Consigne 1 |
Recopiez, en le modifiant, le passage du texte sur le témoignage de François Lounceny Fall qui commence par les mots « Par la même » et se termine par « réconcilier les Guinéens. ». Remplacez « ancien acteur politique » par « ancien homme politique ».
Consigne 2 |
Indiquez si chacune des affirmations suivantes concorde avec le texte sur le témoignage de François Lounceny Fall. Répondez par oui ou par non et citez les mots du texte qui tranchent.
(a) L'ancien premier ministre est resté quatre journées à la barre du tribunal.
(b) Selon lui, la manifestation du 28 septembre n'était pas pacifique.
(c) Il a remis une vidéo au tribunal avant la fin de son interrogatoire.
Consigne 3 |
Poursuivez le texte sur le témoignage de François Lounceny Fall au procès du 28 septembre 2009 en reprenant après sa dernière phrase.

Texte présenté |
^^^^^^^^^^^^^^^^
L’ancien premier ministre avait passé 4 journées à la barre du Tribunal criminel de Dixinn délocalisé à la Cour d'Appel de Conakry. Au terme de son interrogatoire ce lundi, il a dit toute sa satisfaction d’avoir témoigné sur ces crimes qui, selon lui, le hantaient depuis 13 années. « J'avoue que c'est un grand soulagement pour moi. Parce que pendant 13 années, j'ai attendu ce moment. Étant un des leaders, ceux qui ont mobilisé les militants et militantes pour ce meeting du 28 septembre, j'ai toujours considéré qu'il est de notre devoir de venir devant ce tribunal d'abord. Parce que les crimes qui ont été commis sont monstrueux. On a tué des dizaines de personnes. On a violé des dizaines et des dizaines de femmes. Et des milliers de personnes blessées dans une manifestation absolument pacifique, dans un enclos fermé. Donc, pendant 13 ans, j'ai toujours souhaité donné devant un tribunal, ma part de vérité », a-t-il déclaré à la presse.

Par la même occasion, François Lounceny Fall a invité ses anciens compagnons à venir donner, eux aussi, leur version des faits pour la manifestation de la vérité. L’ancien acteur politique a aussi rappelé que notre pays a connu beaucoup de crimes de masse, mais qui sont restés dans l’oubli. Puisqu’il y a un procès sur les événements du 28 septembre 2009, il souhaite que ce moment serve à réconcilier les Guinéens.

Avant la fin de son interrogatoire, François Lounceny Fall a communiqué une photo au tribunal pour témoigner, dit-il, de la violence dont certains leaders ont été victimes au stade de Conakry.
^^^^^^^^^^^^^^^^
Données fournies |

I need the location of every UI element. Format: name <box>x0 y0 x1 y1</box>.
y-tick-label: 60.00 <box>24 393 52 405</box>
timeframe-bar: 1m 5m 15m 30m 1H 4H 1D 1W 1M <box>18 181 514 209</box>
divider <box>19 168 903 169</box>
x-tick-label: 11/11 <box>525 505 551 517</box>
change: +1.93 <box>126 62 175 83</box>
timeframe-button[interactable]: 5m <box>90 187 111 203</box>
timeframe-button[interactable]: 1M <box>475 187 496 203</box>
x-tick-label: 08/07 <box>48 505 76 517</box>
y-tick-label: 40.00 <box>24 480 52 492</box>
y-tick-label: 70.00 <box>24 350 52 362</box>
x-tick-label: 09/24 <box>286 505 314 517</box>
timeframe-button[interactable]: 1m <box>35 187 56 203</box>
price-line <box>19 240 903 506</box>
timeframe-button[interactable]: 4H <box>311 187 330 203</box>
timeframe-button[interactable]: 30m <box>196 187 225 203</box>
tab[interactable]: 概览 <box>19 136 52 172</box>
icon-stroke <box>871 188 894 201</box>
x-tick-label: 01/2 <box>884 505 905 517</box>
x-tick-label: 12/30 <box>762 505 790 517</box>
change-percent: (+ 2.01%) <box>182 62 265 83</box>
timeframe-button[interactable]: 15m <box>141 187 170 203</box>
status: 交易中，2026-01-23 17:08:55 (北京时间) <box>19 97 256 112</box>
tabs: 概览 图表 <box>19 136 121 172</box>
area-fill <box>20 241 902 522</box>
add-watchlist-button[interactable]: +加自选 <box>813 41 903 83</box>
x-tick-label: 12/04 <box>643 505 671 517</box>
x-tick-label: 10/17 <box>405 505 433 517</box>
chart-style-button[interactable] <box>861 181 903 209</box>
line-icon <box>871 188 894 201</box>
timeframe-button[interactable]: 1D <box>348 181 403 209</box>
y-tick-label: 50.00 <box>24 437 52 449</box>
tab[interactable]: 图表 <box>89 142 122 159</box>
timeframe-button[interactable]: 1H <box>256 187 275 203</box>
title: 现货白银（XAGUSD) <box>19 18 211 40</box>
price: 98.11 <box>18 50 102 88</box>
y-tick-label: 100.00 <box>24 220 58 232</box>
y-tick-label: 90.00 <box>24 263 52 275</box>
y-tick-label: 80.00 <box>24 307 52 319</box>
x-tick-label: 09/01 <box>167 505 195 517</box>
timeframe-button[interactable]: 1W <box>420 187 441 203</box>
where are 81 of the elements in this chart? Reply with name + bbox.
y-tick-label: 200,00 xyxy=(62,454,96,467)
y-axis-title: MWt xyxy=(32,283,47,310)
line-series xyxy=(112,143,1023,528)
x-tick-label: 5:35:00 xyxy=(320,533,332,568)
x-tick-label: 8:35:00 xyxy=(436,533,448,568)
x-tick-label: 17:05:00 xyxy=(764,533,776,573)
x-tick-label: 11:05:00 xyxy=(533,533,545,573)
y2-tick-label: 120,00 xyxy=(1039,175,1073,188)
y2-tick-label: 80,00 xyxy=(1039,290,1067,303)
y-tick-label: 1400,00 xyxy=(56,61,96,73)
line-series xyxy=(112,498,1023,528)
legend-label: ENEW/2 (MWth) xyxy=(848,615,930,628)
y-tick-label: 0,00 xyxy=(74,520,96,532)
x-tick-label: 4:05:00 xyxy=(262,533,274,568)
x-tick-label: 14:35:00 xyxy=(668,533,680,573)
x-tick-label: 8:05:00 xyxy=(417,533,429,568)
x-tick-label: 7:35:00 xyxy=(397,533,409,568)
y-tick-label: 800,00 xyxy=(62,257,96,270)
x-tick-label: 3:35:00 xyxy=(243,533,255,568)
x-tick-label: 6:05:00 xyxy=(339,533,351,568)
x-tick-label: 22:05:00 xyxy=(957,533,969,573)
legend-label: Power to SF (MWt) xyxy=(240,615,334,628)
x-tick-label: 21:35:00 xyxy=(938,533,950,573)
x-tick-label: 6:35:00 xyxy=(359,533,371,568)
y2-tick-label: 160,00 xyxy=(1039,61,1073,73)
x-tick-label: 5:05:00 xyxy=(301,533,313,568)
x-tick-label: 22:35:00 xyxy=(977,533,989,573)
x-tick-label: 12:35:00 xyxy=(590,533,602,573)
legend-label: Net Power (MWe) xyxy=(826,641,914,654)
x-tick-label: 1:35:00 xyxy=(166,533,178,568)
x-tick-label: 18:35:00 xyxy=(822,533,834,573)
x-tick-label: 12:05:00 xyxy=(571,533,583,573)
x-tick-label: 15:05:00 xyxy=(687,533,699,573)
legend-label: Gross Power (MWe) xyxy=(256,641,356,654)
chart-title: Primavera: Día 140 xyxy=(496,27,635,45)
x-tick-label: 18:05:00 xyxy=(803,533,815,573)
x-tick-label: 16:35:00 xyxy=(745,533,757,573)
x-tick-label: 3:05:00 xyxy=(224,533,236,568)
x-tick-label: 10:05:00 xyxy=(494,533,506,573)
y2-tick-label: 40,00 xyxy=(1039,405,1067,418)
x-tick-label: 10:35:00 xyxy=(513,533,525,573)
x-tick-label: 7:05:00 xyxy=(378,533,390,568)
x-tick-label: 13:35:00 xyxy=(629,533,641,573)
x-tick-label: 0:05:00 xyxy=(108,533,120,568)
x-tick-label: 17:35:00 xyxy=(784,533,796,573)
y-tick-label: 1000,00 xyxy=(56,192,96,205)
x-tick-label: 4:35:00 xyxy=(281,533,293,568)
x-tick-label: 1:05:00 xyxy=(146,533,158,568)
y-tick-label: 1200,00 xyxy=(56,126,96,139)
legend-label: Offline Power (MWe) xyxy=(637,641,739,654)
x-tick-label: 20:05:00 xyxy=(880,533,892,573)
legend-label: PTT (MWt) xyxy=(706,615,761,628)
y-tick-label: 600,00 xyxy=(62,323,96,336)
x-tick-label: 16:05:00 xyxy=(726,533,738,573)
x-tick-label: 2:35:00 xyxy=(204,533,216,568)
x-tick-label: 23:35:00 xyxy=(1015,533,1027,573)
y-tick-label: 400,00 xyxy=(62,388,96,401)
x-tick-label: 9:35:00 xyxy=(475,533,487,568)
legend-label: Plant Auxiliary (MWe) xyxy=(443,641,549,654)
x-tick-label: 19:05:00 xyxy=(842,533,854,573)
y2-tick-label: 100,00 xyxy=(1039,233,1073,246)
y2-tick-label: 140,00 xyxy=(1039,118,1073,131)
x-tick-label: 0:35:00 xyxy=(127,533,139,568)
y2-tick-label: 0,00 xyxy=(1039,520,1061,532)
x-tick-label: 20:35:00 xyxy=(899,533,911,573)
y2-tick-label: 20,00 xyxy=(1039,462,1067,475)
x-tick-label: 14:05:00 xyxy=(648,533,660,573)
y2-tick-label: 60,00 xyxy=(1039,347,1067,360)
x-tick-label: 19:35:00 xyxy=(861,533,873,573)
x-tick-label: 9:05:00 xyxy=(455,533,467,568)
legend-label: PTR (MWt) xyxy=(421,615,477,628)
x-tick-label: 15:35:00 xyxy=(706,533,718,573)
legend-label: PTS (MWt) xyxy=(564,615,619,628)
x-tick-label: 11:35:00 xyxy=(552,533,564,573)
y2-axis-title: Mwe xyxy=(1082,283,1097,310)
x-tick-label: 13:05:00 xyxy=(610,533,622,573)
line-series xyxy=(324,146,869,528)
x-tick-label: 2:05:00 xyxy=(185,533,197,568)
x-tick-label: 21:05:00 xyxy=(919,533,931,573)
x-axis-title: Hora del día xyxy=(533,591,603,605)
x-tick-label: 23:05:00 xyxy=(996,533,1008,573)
^^^^^^^^^^^^^^^^
Réponse 1 |
Par la même occasion, François Lounceny Fall a invité ses anciens compagnons à venir donner, eux aussi, leur version des faits pour la manifestation de la vérité. L’ancien homme politique a aussi rappelé que notre pays a connu beaucoup de crimes de masse, mais qui sont restés dans l’oubli. Puisqu’il y a un procès sur les événements du 28 septembre 2009, il souhaite que ce moment serve à réconcilier les Guinéens.

Réponse 2 |
(a) Oui : « L’ancien premier ministre avait passé 4 journées à la barre du Tribunal criminel de Dixinn ».
(b) Non : « dans une manifestation absolument pacifique, dans un enclos fermé ».
(c) Non : « François Lounceny Fall a communiqué une photo au tribunal ».

Réponse 3 |
Sur cette photo, on aperçoit clairement des leaders comme Sidya Touré de l'UFR, Jean-Marie Doré de l'UPG, Cellou Dalein Diallo et Bah Oury de l'UFDG, les têtes à moitié rasées et portant des blessures. « Monsieur le président, si vous regardez sur cette photo, vous verrez l'ampleur de la violence qui a été infligée à certains leaders. Vous avez sur cette photo, au moins six acteurs principaux, et comme vous verrez, chacun d'eux a des blessures graves sur la tête. Parce qu'ils ont reçu des coups de cross. Quand on sait le rôle de la tête sur l'organisme humain, vous pouvez vous imaginer que c'était quelque chose qui pouvait donner des traumatismes crâniens », a regretté l’ancien diplomate. Fall a précisé avoir reçu des coups sur la tête, même s'il n’a été blessé qu’au niveau du coude.

François Lounceny Fall accompagné la communication de cette photo, d’un témoignage sur la fin tragique d'une femme violée.

L’ancien Premier ministre a fait état de sa tristesse depuis samedi dernier. Il dit avoir appris le décès d'une de ses militantes. Une militante violée au stade avant d'être infectée du VIH. « Le lendemain du 28 septembre, Je suis allé dans sa famille. Elle était mariée à un homme polygame. Quand nous sommes arrivés en plein jour, sa coépouse s'est levée et a commencé à parler. Elle disait : ‘’voilà ce qui est arrivé. C'est le reste des militaires. On a fait ce qu'on veut d'elle. Il ne reste plus rien’’. Son mari était assis. Je ne savais pas où me mettre. Je suis allé vers elle pour essayer de la calmer. Elle n'a pas voulu », a relaté l'ancien ministre des Affaires étrangères.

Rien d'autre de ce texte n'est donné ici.